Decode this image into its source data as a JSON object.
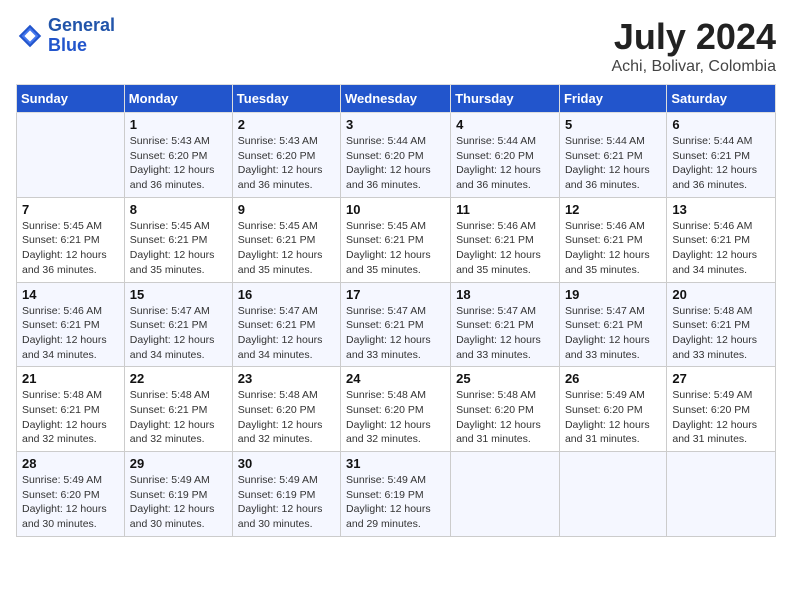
{
  "header": {
    "logo_line1": "General",
    "logo_line2": "Blue",
    "month": "July 2024",
    "location": "Achi, Bolivar, Colombia"
  },
  "weekdays": [
    "Sunday",
    "Monday",
    "Tuesday",
    "Wednesday",
    "Thursday",
    "Friday",
    "Saturday"
  ],
  "weeks": [
    [
      {
        "day": "",
        "info": ""
      },
      {
        "day": "1",
        "info": "Sunrise: 5:43 AM\nSunset: 6:20 PM\nDaylight: 12 hours\nand 36 minutes."
      },
      {
        "day": "2",
        "info": "Sunrise: 5:43 AM\nSunset: 6:20 PM\nDaylight: 12 hours\nand 36 minutes."
      },
      {
        "day": "3",
        "info": "Sunrise: 5:44 AM\nSunset: 6:20 PM\nDaylight: 12 hours\nand 36 minutes."
      },
      {
        "day": "4",
        "info": "Sunrise: 5:44 AM\nSunset: 6:20 PM\nDaylight: 12 hours\nand 36 minutes."
      },
      {
        "day": "5",
        "info": "Sunrise: 5:44 AM\nSunset: 6:21 PM\nDaylight: 12 hours\nand 36 minutes."
      },
      {
        "day": "6",
        "info": "Sunrise: 5:44 AM\nSunset: 6:21 PM\nDaylight: 12 hours\nand 36 minutes."
      }
    ],
    [
      {
        "day": "7",
        "info": "Sunrise: 5:45 AM\nSunset: 6:21 PM\nDaylight: 12 hours\nand 36 minutes."
      },
      {
        "day": "8",
        "info": "Sunrise: 5:45 AM\nSunset: 6:21 PM\nDaylight: 12 hours\nand 35 minutes."
      },
      {
        "day": "9",
        "info": "Sunrise: 5:45 AM\nSunset: 6:21 PM\nDaylight: 12 hours\nand 35 minutes."
      },
      {
        "day": "10",
        "info": "Sunrise: 5:45 AM\nSunset: 6:21 PM\nDaylight: 12 hours\nand 35 minutes."
      },
      {
        "day": "11",
        "info": "Sunrise: 5:46 AM\nSunset: 6:21 PM\nDaylight: 12 hours\nand 35 minutes."
      },
      {
        "day": "12",
        "info": "Sunrise: 5:46 AM\nSunset: 6:21 PM\nDaylight: 12 hours\nand 35 minutes."
      },
      {
        "day": "13",
        "info": "Sunrise: 5:46 AM\nSunset: 6:21 PM\nDaylight: 12 hours\nand 34 minutes."
      }
    ],
    [
      {
        "day": "14",
        "info": "Sunrise: 5:46 AM\nSunset: 6:21 PM\nDaylight: 12 hours\nand 34 minutes."
      },
      {
        "day": "15",
        "info": "Sunrise: 5:47 AM\nSunset: 6:21 PM\nDaylight: 12 hours\nand 34 minutes."
      },
      {
        "day": "16",
        "info": "Sunrise: 5:47 AM\nSunset: 6:21 PM\nDaylight: 12 hours\nand 34 minutes."
      },
      {
        "day": "17",
        "info": "Sunrise: 5:47 AM\nSunset: 6:21 PM\nDaylight: 12 hours\nand 33 minutes."
      },
      {
        "day": "18",
        "info": "Sunrise: 5:47 AM\nSunset: 6:21 PM\nDaylight: 12 hours\nand 33 minutes."
      },
      {
        "day": "19",
        "info": "Sunrise: 5:47 AM\nSunset: 6:21 PM\nDaylight: 12 hours\nand 33 minutes."
      },
      {
        "day": "20",
        "info": "Sunrise: 5:48 AM\nSunset: 6:21 PM\nDaylight: 12 hours\nand 33 minutes."
      }
    ],
    [
      {
        "day": "21",
        "info": "Sunrise: 5:48 AM\nSunset: 6:21 PM\nDaylight: 12 hours\nand 32 minutes."
      },
      {
        "day": "22",
        "info": "Sunrise: 5:48 AM\nSunset: 6:21 PM\nDaylight: 12 hours\nand 32 minutes."
      },
      {
        "day": "23",
        "info": "Sunrise: 5:48 AM\nSunset: 6:20 PM\nDaylight: 12 hours\nand 32 minutes."
      },
      {
        "day": "24",
        "info": "Sunrise: 5:48 AM\nSunset: 6:20 PM\nDaylight: 12 hours\nand 32 minutes."
      },
      {
        "day": "25",
        "info": "Sunrise: 5:48 AM\nSunset: 6:20 PM\nDaylight: 12 hours\nand 31 minutes."
      },
      {
        "day": "26",
        "info": "Sunrise: 5:49 AM\nSunset: 6:20 PM\nDaylight: 12 hours\nand 31 minutes."
      },
      {
        "day": "27",
        "info": "Sunrise: 5:49 AM\nSunset: 6:20 PM\nDaylight: 12 hours\nand 31 minutes."
      }
    ],
    [
      {
        "day": "28",
        "info": "Sunrise: 5:49 AM\nSunset: 6:20 PM\nDaylight: 12 hours\nand 30 minutes."
      },
      {
        "day": "29",
        "info": "Sunrise: 5:49 AM\nSunset: 6:19 PM\nDaylight: 12 hours\nand 30 minutes."
      },
      {
        "day": "30",
        "info": "Sunrise: 5:49 AM\nSunset: 6:19 PM\nDaylight: 12 hours\nand 30 minutes."
      },
      {
        "day": "31",
        "info": "Sunrise: 5:49 AM\nSunset: 6:19 PM\nDaylight: 12 hours\nand 29 minutes."
      },
      {
        "day": "",
        "info": ""
      },
      {
        "day": "",
        "info": ""
      },
      {
        "day": "",
        "info": ""
      }
    ]
  ]
}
☆ ☆ ☆ ☆ ☆ ☆ ☆
▸ STATED EXERCISE:
All of the data above should be transcribed verbatim, with pictures omitted.

▸ RESPONSE BELOW:
Decode this image into its source data as a JSON object.
{
  "header": {
    "logo_line1": "General",
    "logo_line2": "Blue",
    "month": "July 2024",
    "location": "Achi, Bolivar, Colombia"
  },
  "weekdays": [
    "Sunday",
    "Monday",
    "Tuesday",
    "Wednesday",
    "Thursday",
    "Friday",
    "Saturday"
  ],
  "weeks": [
    [
      {
        "day": "",
        "info": ""
      },
      {
        "day": "1",
        "info": "Sunrise: 5:43 AM\nSunset: 6:20 PM\nDaylight: 12 hours\nand 36 minutes."
      },
      {
        "day": "2",
        "info": "Sunrise: 5:43 AM\nSunset: 6:20 PM\nDaylight: 12 hours\nand 36 minutes."
      },
      {
        "day": "3",
        "info": "Sunrise: 5:44 AM\nSunset: 6:20 PM\nDaylight: 12 hours\nand 36 minutes."
      },
      {
        "day": "4",
        "info": "Sunrise: 5:44 AM\nSunset: 6:20 PM\nDaylight: 12 hours\nand 36 minutes."
      },
      {
        "day": "5",
        "info": "Sunrise: 5:44 AM\nSunset: 6:21 PM\nDaylight: 12 hours\nand 36 minutes."
      },
      {
        "day": "6",
        "info": "Sunrise: 5:44 AM\nSunset: 6:21 PM\nDaylight: 12 hours\nand 36 minutes."
      }
    ],
    [
      {
        "day": "7",
        "info": "Sunrise: 5:45 AM\nSunset: 6:21 PM\nDaylight: 12 hours\nand 36 minutes."
      },
      {
        "day": "8",
        "info": "Sunrise: 5:45 AM\nSunset: 6:21 PM\nDaylight: 12 hours\nand 35 minutes."
      },
      {
        "day": "9",
        "info": "Sunrise: 5:45 AM\nSunset: 6:21 PM\nDaylight: 12 hours\nand 35 minutes."
      },
      {
        "day": "10",
        "info": "Sunrise: 5:45 AM\nSunset: 6:21 PM\nDaylight: 12 hours\nand 35 minutes."
      },
      {
        "day": "11",
        "info": "Sunrise: 5:46 AM\nSunset: 6:21 PM\nDaylight: 12 hours\nand 35 minutes."
      },
      {
        "day": "12",
        "info": "Sunrise: 5:46 AM\nSunset: 6:21 PM\nDaylight: 12 hours\nand 35 minutes."
      },
      {
        "day": "13",
        "info": "Sunrise: 5:46 AM\nSunset: 6:21 PM\nDaylight: 12 hours\nand 34 minutes."
      }
    ],
    [
      {
        "day": "14",
        "info": "Sunrise: 5:46 AM\nSunset: 6:21 PM\nDaylight: 12 hours\nand 34 minutes."
      },
      {
        "day": "15",
        "info": "Sunrise: 5:47 AM\nSunset: 6:21 PM\nDaylight: 12 hours\nand 34 minutes."
      },
      {
        "day": "16",
        "info": "Sunrise: 5:47 AM\nSunset: 6:21 PM\nDaylight: 12 hours\nand 34 minutes."
      },
      {
        "day": "17",
        "info": "Sunrise: 5:47 AM\nSunset: 6:21 PM\nDaylight: 12 hours\nand 33 minutes."
      },
      {
        "day": "18",
        "info": "Sunrise: 5:47 AM\nSunset: 6:21 PM\nDaylight: 12 hours\nand 33 minutes."
      },
      {
        "day": "19",
        "info": "Sunrise: 5:47 AM\nSunset: 6:21 PM\nDaylight: 12 hours\nand 33 minutes."
      },
      {
        "day": "20",
        "info": "Sunrise: 5:48 AM\nSunset: 6:21 PM\nDaylight: 12 hours\nand 33 minutes."
      }
    ],
    [
      {
        "day": "21",
        "info": "Sunrise: 5:48 AM\nSunset: 6:21 PM\nDaylight: 12 hours\nand 32 minutes."
      },
      {
        "day": "22",
        "info": "Sunrise: 5:48 AM\nSunset: 6:21 PM\nDaylight: 12 hours\nand 32 minutes."
      },
      {
        "day": "23",
        "info": "Sunrise: 5:48 AM\nSunset: 6:20 PM\nDaylight: 12 hours\nand 32 minutes."
      },
      {
        "day": "24",
        "info": "Sunrise: 5:48 AM\nSunset: 6:20 PM\nDaylight: 12 hours\nand 32 minutes."
      },
      {
        "day": "25",
        "info": "Sunrise: 5:48 AM\nSunset: 6:20 PM\nDaylight: 12 hours\nand 31 minutes."
      },
      {
        "day": "26",
        "info": "Sunrise: 5:49 AM\nSunset: 6:20 PM\nDaylight: 12 hours\nand 31 minutes."
      },
      {
        "day": "27",
        "info": "Sunrise: 5:49 AM\nSunset: 6:20 PM\nDaylight: 12 hours\nand 31 minutes."
      }
    ],
    [
      {
        "day": "28",
        "info": "Sunrise: 5:49 AM\nSunset: 6:20 PM\nDaylight: 12 hours\nand 30 minutes."
      },
      {
        "day": "29",
        "info": "Sunrise: 5:49 AM\nSunset: 6:19 PM\nDaylight: 12 hours\nand 30 minutes."
      },
      {
        "day": "30",
        "info": "Sunrise: 5:49 AM\nSunset: 6:19 PM\nDaylight: 12 hours\nand 30 minutes."
      },
      {
        "day": "31",
        "info": "Sunrise: 5:49 AM\nSunset: 6:19 PM\nDaylight: 12 hours\nand 29 minutes."
      },
      {
        "day": "",
        "info": ""
      },
      {
        "day": "",
        "info": ""
      },
      {
        "day": "",
        "info": ""
      }
    ]
  ]
}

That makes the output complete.